Material provided ::
Begin
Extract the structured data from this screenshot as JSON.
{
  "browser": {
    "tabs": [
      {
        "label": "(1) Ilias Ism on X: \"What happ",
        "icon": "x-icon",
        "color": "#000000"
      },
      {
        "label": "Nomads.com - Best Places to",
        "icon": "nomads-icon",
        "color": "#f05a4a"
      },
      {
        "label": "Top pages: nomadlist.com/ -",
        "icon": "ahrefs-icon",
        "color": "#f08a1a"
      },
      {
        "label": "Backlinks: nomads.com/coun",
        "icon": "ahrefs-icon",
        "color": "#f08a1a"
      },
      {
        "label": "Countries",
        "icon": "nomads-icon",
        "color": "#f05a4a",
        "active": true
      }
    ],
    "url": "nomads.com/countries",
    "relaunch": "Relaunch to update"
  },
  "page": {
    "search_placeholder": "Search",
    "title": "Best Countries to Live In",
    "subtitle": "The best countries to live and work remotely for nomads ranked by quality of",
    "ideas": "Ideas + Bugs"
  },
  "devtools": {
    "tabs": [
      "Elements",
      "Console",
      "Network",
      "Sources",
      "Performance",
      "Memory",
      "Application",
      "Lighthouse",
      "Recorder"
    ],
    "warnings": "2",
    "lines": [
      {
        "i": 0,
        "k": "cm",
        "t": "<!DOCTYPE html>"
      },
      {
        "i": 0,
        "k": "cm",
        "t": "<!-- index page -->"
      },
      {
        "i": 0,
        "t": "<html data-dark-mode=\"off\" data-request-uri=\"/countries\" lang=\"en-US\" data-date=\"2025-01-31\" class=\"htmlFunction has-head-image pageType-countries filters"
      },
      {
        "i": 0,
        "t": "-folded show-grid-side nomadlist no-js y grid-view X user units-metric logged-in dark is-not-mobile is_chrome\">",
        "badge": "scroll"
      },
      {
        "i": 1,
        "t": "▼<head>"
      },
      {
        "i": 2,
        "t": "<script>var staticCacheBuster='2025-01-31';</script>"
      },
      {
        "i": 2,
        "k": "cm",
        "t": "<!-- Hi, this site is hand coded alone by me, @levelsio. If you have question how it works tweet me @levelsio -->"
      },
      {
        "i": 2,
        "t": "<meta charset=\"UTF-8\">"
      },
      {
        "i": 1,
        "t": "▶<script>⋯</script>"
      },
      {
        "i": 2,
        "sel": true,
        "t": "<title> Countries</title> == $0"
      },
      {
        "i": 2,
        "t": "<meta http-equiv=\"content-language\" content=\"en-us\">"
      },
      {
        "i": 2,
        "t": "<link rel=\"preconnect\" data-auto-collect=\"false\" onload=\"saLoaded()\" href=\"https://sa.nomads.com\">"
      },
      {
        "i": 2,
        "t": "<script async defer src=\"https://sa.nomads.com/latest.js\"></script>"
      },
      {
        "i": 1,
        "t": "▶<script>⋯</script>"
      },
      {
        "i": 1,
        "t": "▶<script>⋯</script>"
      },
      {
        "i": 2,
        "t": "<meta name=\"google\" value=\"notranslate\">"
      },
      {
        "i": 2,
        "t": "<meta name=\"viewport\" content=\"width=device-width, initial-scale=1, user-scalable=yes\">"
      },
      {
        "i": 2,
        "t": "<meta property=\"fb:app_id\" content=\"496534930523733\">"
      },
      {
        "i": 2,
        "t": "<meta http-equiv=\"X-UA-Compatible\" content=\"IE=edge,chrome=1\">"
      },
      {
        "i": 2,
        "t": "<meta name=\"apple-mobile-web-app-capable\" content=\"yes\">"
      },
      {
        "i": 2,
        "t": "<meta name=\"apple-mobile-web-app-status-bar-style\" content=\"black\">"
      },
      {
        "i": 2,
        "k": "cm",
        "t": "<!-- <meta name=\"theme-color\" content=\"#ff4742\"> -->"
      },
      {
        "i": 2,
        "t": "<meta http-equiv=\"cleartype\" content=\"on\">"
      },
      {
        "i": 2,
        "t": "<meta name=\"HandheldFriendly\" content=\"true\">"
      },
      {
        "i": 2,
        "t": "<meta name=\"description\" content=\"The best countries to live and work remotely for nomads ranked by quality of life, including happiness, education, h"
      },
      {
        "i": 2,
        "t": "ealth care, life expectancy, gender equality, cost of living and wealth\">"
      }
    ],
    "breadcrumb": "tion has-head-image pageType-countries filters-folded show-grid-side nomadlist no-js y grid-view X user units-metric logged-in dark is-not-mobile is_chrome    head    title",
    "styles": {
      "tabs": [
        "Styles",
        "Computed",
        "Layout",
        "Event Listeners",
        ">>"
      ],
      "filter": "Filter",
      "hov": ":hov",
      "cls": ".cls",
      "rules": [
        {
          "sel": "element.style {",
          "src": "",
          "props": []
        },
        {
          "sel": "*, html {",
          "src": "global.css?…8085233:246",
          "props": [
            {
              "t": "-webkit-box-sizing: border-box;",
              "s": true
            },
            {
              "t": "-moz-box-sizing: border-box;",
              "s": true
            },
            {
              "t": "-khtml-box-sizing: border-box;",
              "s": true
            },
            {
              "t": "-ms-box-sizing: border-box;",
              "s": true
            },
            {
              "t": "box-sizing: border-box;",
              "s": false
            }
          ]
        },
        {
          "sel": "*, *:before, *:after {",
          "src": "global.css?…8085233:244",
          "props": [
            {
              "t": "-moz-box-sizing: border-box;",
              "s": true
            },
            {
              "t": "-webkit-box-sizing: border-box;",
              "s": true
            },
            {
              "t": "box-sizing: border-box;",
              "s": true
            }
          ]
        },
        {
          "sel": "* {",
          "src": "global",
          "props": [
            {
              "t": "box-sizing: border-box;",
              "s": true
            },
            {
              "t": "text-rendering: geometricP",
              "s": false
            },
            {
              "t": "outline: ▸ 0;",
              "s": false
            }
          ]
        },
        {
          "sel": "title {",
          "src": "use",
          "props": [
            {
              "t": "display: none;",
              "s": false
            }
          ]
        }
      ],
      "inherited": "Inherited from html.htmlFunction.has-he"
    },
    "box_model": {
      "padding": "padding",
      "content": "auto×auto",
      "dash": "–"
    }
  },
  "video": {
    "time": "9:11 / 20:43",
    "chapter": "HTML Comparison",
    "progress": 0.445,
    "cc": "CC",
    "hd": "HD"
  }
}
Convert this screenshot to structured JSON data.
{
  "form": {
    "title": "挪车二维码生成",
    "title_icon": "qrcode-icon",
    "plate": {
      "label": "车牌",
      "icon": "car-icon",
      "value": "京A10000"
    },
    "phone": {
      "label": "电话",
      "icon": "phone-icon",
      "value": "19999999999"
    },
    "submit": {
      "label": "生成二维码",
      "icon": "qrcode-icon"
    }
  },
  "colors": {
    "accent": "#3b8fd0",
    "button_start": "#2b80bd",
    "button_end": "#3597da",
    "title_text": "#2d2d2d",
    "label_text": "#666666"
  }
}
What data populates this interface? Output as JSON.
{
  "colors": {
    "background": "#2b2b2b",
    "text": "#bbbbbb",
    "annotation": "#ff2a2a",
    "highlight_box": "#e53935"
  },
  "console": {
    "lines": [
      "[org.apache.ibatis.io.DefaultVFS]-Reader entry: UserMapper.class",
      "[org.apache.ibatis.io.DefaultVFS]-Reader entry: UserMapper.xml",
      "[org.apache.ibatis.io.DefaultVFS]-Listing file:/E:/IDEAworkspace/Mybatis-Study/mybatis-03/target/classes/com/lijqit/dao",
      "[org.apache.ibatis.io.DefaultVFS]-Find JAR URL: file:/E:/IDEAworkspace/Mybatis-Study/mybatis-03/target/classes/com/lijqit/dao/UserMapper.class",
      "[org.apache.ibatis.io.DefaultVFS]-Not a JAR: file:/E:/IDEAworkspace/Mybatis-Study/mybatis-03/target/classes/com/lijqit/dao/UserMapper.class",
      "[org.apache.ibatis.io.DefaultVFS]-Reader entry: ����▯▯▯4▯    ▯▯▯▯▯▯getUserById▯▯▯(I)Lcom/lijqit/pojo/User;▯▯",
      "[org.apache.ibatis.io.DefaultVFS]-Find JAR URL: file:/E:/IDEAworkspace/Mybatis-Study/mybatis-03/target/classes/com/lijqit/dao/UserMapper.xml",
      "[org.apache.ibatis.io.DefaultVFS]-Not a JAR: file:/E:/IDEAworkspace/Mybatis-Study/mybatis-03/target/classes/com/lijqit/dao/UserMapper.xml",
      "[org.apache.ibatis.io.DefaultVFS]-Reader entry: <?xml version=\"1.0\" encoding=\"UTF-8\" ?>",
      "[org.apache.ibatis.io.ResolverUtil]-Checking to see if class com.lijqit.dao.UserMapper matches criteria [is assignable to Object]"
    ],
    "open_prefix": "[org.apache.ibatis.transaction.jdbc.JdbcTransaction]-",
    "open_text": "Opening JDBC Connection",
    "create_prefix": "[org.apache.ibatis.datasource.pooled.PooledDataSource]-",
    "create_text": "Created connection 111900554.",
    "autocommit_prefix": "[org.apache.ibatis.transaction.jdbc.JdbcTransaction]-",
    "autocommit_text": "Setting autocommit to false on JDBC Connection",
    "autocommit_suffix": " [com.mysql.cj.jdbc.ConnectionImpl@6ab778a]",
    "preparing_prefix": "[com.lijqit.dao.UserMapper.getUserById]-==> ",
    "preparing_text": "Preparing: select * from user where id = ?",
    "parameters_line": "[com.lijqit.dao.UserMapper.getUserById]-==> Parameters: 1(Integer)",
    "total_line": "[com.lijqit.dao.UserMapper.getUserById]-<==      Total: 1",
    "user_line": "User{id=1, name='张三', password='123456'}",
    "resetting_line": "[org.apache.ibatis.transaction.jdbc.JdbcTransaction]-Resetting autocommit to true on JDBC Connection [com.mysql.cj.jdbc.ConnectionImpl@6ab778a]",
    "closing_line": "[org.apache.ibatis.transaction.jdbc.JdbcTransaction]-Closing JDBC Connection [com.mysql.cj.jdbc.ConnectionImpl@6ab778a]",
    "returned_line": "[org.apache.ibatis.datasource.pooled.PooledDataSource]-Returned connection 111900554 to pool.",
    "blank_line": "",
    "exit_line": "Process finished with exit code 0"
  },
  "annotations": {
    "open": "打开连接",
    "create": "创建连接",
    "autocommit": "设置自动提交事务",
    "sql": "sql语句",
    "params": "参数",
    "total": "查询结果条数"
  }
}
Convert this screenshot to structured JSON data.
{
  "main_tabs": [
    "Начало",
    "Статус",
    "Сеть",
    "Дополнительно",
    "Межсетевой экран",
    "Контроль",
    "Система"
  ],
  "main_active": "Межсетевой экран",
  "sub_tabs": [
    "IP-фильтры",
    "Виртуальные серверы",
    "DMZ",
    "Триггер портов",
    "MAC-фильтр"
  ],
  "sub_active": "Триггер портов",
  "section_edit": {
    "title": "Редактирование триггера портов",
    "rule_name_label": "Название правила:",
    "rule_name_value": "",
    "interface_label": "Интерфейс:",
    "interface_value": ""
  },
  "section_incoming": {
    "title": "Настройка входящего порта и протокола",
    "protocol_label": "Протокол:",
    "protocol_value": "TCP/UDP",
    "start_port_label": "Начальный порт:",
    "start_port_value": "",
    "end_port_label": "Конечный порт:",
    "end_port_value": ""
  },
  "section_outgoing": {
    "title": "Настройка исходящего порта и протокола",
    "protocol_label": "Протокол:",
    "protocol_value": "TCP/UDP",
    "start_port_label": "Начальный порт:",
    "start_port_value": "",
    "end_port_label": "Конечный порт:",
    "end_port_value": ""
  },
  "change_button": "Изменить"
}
End
Look through the data and show every line containing "портов".

    "Триггер портов",
  "sub_active": "Триггер портов",
    "title": "Редактирование триггера портов",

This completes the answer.